[Data shown]:

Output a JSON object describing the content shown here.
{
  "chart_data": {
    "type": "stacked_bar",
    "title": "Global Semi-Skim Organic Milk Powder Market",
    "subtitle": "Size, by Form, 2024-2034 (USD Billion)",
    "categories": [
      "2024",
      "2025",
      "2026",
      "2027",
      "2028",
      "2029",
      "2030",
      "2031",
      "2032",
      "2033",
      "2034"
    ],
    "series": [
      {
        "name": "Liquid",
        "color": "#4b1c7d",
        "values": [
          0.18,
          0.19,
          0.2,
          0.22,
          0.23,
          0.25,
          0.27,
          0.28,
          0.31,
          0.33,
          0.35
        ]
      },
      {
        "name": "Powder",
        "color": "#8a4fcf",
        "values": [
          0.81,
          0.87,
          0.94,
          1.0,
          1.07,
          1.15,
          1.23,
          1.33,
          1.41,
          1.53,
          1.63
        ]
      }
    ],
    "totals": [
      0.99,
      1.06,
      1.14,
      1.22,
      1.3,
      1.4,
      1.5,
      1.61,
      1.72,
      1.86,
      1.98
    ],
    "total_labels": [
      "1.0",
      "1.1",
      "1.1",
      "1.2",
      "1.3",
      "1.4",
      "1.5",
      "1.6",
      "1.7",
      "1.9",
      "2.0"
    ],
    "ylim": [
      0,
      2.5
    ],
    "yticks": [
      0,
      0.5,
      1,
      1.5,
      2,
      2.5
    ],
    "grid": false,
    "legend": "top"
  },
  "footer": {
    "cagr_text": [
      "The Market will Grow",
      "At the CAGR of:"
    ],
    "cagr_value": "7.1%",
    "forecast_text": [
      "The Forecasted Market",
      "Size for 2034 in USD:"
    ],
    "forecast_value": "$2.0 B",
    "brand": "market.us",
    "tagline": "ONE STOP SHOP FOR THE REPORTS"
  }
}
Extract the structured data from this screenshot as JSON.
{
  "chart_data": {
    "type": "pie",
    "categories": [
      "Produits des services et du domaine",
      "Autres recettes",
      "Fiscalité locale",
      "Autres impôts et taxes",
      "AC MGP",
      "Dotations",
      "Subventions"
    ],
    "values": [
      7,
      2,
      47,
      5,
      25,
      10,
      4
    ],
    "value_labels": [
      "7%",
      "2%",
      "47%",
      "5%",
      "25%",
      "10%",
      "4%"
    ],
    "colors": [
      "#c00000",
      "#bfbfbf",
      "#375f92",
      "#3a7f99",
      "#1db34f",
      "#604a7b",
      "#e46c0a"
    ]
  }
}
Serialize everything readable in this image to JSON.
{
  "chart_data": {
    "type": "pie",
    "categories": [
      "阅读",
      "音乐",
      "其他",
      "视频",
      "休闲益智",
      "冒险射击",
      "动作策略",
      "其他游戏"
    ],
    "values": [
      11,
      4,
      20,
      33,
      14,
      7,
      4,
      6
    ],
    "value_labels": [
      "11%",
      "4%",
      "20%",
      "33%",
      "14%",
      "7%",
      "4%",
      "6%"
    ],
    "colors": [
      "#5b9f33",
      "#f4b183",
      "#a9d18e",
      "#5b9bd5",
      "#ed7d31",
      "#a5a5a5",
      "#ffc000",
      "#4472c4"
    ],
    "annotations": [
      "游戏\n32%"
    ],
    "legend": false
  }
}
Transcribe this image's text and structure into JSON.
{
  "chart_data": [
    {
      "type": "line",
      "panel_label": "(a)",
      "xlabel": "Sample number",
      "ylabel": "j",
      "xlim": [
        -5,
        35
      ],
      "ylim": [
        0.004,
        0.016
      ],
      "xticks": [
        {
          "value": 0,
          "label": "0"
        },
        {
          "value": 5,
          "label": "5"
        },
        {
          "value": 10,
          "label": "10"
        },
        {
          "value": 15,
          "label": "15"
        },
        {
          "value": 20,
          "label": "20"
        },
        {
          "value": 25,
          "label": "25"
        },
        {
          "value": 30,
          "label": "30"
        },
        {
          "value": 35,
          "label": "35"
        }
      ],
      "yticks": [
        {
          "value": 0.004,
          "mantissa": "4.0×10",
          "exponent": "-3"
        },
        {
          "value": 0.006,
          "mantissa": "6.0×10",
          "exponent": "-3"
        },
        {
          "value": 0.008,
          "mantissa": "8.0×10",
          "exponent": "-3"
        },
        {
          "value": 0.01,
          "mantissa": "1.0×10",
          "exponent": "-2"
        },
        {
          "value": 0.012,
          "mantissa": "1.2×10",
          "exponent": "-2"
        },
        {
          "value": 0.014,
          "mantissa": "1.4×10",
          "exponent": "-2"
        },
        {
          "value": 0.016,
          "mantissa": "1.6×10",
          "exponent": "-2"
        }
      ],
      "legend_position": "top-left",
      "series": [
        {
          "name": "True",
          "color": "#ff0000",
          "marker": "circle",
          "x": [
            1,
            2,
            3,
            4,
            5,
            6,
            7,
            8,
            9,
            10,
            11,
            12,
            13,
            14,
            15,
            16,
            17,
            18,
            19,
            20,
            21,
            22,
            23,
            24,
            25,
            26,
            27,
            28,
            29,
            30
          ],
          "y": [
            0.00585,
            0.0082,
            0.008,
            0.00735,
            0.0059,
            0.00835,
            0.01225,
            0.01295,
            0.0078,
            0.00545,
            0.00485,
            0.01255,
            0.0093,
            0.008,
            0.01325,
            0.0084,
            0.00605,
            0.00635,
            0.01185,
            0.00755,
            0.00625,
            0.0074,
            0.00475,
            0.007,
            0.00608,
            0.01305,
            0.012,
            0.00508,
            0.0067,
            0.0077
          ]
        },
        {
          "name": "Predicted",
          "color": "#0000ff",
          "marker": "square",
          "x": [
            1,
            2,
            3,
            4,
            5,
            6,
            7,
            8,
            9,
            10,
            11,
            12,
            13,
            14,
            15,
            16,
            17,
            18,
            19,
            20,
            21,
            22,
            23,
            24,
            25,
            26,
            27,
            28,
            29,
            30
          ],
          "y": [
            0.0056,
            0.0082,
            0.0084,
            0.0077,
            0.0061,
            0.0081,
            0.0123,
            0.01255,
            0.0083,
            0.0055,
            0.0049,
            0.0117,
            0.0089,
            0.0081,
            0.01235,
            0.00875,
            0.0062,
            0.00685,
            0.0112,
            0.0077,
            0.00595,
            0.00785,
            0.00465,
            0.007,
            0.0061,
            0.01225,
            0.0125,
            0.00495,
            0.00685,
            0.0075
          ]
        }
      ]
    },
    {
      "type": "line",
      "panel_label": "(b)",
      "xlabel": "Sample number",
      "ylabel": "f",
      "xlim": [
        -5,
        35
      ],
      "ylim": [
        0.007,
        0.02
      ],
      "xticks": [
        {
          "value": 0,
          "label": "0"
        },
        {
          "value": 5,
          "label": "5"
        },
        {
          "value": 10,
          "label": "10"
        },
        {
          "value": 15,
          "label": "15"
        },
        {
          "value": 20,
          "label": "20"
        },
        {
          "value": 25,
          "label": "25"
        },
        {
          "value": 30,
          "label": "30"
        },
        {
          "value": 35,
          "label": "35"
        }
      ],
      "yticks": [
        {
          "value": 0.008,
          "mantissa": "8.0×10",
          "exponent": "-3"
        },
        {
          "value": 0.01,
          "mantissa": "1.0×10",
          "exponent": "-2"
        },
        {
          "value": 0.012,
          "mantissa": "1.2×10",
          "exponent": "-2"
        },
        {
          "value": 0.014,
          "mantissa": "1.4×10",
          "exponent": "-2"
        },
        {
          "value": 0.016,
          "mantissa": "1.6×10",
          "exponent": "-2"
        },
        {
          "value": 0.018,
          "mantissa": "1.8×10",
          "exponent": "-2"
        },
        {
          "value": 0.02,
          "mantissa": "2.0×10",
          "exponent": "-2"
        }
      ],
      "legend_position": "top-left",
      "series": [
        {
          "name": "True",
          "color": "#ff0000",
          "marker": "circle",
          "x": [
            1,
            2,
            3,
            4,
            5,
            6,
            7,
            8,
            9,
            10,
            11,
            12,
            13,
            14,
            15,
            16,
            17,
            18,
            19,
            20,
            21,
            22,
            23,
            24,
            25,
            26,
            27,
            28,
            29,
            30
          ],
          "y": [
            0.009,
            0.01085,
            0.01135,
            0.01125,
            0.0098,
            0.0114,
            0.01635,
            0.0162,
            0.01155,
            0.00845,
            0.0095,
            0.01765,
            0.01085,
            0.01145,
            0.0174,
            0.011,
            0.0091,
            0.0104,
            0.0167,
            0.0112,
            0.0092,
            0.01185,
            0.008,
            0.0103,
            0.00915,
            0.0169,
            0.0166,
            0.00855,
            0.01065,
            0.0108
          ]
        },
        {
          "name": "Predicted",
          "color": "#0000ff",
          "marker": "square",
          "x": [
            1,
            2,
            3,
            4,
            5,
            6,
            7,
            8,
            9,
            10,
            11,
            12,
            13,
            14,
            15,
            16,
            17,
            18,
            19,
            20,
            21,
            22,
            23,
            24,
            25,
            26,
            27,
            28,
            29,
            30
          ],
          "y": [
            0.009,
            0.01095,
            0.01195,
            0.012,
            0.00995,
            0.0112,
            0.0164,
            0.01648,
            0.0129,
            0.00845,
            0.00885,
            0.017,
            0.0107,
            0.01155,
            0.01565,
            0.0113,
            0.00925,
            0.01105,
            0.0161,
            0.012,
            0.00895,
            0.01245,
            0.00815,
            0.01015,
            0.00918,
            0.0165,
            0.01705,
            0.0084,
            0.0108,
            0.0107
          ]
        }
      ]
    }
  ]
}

[What needs to be done]: Copy the lines from the entries above in which the word "Powder" appears.

[Finished task]:
    "title": "Global Semi-Skim Organic Milk Powder Market",
        "name": "Powder",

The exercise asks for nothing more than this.